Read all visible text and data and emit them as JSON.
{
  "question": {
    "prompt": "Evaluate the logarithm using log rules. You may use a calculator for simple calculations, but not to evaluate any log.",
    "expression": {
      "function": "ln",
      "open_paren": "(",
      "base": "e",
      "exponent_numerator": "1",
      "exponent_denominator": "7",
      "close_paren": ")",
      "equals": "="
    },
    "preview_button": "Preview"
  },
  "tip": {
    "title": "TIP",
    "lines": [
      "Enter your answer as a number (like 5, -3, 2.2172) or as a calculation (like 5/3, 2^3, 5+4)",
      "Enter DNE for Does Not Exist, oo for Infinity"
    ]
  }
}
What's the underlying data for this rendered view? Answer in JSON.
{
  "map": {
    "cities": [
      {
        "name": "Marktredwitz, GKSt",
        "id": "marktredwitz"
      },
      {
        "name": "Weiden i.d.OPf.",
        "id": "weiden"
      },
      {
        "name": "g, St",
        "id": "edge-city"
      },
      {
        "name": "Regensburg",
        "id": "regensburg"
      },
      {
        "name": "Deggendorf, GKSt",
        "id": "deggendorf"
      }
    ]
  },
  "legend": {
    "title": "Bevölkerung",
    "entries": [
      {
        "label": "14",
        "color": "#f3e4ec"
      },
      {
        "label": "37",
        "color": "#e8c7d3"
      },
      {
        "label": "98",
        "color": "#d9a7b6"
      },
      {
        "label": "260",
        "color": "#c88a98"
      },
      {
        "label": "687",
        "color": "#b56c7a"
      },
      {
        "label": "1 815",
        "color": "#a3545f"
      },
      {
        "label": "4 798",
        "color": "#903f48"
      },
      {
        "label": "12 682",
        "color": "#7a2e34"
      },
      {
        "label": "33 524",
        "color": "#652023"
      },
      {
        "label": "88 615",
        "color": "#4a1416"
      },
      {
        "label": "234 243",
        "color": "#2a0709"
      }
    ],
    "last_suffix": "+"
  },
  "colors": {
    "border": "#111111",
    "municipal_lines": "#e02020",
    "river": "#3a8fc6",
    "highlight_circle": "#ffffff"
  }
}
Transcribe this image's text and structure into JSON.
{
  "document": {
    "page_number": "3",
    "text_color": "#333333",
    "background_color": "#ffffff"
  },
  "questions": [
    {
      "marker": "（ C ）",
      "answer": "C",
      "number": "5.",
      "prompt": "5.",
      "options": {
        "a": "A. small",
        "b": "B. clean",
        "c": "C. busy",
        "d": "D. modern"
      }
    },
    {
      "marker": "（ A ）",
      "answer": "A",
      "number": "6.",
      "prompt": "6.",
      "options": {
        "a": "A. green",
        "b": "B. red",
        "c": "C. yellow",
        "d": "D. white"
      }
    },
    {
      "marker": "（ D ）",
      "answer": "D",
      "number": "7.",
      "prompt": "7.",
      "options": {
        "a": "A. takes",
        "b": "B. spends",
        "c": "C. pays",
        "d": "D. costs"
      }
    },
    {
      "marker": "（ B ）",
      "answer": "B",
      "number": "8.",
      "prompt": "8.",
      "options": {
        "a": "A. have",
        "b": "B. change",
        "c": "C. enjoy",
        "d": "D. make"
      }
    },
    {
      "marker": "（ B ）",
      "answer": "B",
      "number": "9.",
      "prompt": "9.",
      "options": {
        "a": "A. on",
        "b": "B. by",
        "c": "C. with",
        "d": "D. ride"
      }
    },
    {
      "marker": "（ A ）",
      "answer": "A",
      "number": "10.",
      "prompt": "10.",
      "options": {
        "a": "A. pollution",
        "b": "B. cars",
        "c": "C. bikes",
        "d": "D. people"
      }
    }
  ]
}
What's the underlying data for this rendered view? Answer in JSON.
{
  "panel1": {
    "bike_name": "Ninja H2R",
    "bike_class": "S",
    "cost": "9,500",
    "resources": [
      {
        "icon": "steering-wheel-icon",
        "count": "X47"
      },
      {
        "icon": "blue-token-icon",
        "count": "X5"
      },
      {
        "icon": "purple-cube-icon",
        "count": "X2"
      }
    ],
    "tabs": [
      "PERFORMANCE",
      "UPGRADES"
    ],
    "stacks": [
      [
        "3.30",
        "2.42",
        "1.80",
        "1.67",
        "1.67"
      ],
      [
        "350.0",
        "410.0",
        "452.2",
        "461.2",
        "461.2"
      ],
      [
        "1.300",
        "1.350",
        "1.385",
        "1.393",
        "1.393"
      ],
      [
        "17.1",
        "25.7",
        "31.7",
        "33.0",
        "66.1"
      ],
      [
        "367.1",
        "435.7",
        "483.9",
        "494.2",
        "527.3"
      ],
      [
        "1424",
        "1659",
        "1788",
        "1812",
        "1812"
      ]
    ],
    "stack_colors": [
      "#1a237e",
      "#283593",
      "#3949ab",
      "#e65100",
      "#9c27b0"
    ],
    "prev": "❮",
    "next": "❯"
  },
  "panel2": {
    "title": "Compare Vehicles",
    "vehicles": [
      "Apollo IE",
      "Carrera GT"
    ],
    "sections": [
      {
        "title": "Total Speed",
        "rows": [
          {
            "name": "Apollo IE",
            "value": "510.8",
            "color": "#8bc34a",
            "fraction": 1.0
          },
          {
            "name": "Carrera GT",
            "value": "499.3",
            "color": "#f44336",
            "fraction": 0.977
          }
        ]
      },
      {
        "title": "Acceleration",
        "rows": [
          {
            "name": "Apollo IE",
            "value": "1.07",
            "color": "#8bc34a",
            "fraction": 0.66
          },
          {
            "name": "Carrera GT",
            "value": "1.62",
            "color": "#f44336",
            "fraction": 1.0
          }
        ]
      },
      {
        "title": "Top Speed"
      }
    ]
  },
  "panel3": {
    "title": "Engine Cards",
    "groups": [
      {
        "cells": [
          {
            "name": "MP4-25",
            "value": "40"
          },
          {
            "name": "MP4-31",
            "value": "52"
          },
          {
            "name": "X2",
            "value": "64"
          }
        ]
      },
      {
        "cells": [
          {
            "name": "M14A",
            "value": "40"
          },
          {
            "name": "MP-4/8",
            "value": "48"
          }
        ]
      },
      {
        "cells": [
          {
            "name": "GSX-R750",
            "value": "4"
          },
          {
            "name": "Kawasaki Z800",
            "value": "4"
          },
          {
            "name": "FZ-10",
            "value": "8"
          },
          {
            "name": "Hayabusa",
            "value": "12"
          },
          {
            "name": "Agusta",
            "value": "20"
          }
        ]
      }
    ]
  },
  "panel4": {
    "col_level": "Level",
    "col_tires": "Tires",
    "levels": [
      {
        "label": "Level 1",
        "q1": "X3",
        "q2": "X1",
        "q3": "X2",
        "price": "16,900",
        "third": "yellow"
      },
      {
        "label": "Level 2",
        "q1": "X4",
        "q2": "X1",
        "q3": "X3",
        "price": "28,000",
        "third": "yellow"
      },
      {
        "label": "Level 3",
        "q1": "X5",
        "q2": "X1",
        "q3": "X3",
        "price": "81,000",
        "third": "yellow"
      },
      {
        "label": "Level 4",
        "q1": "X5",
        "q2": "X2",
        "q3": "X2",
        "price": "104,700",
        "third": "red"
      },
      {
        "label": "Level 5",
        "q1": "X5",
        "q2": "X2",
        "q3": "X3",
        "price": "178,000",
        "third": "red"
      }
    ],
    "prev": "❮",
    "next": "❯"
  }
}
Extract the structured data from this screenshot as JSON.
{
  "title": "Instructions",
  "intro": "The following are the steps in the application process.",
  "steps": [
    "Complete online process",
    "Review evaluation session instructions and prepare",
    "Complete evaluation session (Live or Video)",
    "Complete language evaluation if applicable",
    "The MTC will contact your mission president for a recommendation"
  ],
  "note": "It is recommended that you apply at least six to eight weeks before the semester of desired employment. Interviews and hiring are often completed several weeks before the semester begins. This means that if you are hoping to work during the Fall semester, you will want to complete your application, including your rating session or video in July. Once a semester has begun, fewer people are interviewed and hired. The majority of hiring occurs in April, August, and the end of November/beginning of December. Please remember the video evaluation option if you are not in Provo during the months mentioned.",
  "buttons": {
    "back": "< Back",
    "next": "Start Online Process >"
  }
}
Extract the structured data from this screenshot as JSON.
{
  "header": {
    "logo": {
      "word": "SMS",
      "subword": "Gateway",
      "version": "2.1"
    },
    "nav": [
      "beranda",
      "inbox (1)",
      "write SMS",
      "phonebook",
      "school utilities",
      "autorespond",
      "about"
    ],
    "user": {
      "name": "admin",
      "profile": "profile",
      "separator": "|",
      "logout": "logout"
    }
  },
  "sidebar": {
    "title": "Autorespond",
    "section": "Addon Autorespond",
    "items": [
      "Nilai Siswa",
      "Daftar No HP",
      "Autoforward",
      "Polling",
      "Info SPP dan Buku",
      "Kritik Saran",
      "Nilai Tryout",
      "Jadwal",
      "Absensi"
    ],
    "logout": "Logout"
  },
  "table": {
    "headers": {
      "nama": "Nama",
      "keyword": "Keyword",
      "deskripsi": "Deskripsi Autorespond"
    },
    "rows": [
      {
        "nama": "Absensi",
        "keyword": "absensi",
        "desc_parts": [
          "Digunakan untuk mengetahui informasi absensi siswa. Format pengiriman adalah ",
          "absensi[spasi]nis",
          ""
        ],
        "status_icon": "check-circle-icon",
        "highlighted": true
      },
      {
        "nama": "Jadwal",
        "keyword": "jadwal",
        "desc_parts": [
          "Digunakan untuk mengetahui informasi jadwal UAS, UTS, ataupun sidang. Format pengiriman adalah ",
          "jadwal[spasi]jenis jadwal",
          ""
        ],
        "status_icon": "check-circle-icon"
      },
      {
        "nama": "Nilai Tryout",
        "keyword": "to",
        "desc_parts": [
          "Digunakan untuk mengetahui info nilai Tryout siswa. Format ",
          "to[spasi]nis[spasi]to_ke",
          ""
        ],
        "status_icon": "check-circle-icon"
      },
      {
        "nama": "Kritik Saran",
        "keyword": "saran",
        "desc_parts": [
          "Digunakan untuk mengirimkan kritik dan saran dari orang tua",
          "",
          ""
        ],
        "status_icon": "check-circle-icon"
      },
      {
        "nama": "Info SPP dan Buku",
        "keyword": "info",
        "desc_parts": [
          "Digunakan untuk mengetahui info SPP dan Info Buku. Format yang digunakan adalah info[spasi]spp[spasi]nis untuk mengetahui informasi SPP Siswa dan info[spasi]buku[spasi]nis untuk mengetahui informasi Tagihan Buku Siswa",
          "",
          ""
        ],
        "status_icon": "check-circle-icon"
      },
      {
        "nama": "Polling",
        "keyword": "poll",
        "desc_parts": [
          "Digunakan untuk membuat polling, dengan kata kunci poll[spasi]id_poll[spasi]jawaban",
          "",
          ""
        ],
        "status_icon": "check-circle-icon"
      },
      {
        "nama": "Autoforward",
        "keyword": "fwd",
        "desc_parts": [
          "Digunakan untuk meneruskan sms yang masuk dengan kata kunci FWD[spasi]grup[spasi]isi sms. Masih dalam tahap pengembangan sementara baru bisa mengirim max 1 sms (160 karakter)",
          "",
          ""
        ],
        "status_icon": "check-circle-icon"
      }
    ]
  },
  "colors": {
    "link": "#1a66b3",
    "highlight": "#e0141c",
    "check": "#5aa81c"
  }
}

## What you should do
Identify the lines in the entries above that contain "Tryout", then copy them out.

## Full answer
      "Nilai Tryout",
        "nama": "Nilai Tryout",
          "Digunakan untuk mengetahui info nilai Tryout siswa. Format ",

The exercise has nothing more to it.